▸ WHAT IS NEEDED
Every entry below must appear again, exactly as written.

Recorded data:
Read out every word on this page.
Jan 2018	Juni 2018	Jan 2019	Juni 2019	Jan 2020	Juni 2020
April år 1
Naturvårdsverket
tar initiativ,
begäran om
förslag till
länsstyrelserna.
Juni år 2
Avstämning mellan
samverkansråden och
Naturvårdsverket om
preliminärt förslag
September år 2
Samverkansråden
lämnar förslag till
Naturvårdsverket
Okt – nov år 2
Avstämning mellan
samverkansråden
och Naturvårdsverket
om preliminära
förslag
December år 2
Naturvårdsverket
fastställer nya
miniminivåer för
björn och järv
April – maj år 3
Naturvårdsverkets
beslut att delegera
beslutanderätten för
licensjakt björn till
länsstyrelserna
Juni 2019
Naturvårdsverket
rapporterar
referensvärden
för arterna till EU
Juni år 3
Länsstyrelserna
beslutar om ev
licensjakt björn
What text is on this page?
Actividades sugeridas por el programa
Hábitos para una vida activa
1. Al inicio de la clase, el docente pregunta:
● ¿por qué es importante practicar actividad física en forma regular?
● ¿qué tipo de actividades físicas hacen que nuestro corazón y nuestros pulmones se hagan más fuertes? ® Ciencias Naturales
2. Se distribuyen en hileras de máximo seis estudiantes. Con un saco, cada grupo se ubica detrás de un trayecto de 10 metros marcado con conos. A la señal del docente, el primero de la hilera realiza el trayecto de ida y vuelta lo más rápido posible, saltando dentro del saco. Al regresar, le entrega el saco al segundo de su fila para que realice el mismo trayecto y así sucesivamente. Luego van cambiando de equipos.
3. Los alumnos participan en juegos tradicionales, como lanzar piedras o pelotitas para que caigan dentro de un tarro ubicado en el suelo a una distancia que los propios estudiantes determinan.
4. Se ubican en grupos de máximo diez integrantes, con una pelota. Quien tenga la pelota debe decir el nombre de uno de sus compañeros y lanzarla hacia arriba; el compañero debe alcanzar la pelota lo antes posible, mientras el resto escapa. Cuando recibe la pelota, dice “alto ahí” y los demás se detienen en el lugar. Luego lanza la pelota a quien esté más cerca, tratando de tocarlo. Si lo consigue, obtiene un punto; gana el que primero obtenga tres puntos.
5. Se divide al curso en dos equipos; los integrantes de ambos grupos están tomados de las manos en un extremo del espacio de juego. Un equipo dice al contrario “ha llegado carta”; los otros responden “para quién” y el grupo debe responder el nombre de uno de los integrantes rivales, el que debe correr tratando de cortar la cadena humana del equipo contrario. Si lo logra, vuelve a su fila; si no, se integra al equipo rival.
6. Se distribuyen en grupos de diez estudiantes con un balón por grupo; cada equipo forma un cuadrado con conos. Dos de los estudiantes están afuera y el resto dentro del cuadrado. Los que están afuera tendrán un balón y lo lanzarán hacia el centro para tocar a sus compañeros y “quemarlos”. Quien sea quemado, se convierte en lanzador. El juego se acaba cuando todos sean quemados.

▸ SOLUTION FOR THIS PROBLEM
Read out every word on this page.
Jan 2018	Juni 2018	Jan 2019	Juni 2019	Jan 2020	Juni 2020
April år 1
Naturvårdsverket
tar initiativ,
begäran om
förslag till
länsstyrelserna.
Juni år 2
Avstämning mellan
samverkansråden och
Naturvårdsverket om
preliminärt förslag
September år 2
Samverkansråden
lämnar förslag till
Naturvårdsverket
Okt – nov år 2
Avstämning mellan
samverkansråden
och Naturvårdsverket
om preliminära
förslag
December år 2
Naturvårdsverket
fastställer nya
miniminivåer för
björn och järv
April – maj år 3
Naturvårdsverkets
beslut att delegera
beslutanderätten för
licensjakt björn till
länsstyrelserna
Juni 2019
Naturvårdsverket
rapporterar
referensvärden
för arterna till EU
Juni år 3
Länsstyrelserna
beslutar om ev
licensjakt björn
What text is on this page?
Actividades sugeridas por el programa
Hábitos para una vida activa
1. Al inicio de la clase, el docente pregunta:
● ¿por qué es importante practicar actividad física en forma regular?
● ¿qué tipo de actividades físicas hacen que nuestro corazón y nuestros pulmones se hagan más fuertes? ® Ciencias Naturales
2. Se distribuyen en hileras de máximo seis estudiantes. Con un saco, cada grupo se ubica detrás de un trayecto de 10 metros marcado con conos. A la señal del docente, el primero de la hilera realiza el trayecto de ida y vuelta lo más rápido posible, saltando dentro del saco. Al regresar, le entrega el saco al segundo de su fila para que realice el mismo trayecto y así sucesivamente. Luego van cambiando de equipos.
3. Los alumnos participan en juegos tradicionales, como lanzar piedras o pelotitas para que caigan dentro de un tarro ubicado en el suelo a una distancia que los propios estudiantes determinan.
4. Se ubican en grupos de máximo diez integrantes, con una pelota. Quien tenga la pelota debe decir el nombre de uno de sus compañeros y lanzarla hacia arriba; el compañero debe alcanzar la pelota lo antes posible, mientras el resto escapa. Cuando recibe la pelota, dice “alto ahí” y los demás se detienen en el lugar. Luego lanza la pelota a quien esté más cerca, tratando de tocarlo. Si lo consigue, obtiene un punto; gana el que primero obtenga tres puntos.
5. Se divide al curso en dos equipos; los integrantes de ambos grupos están tomados de las manos en un extremo del espacio de juego. Un equipo dice al contrario “ha llegado carta”; los otros responden “para quién” y el grupo debe responder el nombre de uno de los integrantes rivales, el que debe correr tratando de cortar la cadena humana del equipo contrario. Si lo logra, vuelve a su fila; si no, se integra al equipo rival.
6. Se distribuyen en grupos de diez estudiantes con un balón por grupo; cada equipo forma un cuadrado con conos. Dos de los estudiantes están afuera y el resto dentro del cuadrado. Los que están afuera tendrán un balón y lo lanzarán hacia el centro para tocar a sus compañeros y “quemarlos”. Quien sea quemado, se convierte en lanzador. El juego se acaba cuando todos sean quemados.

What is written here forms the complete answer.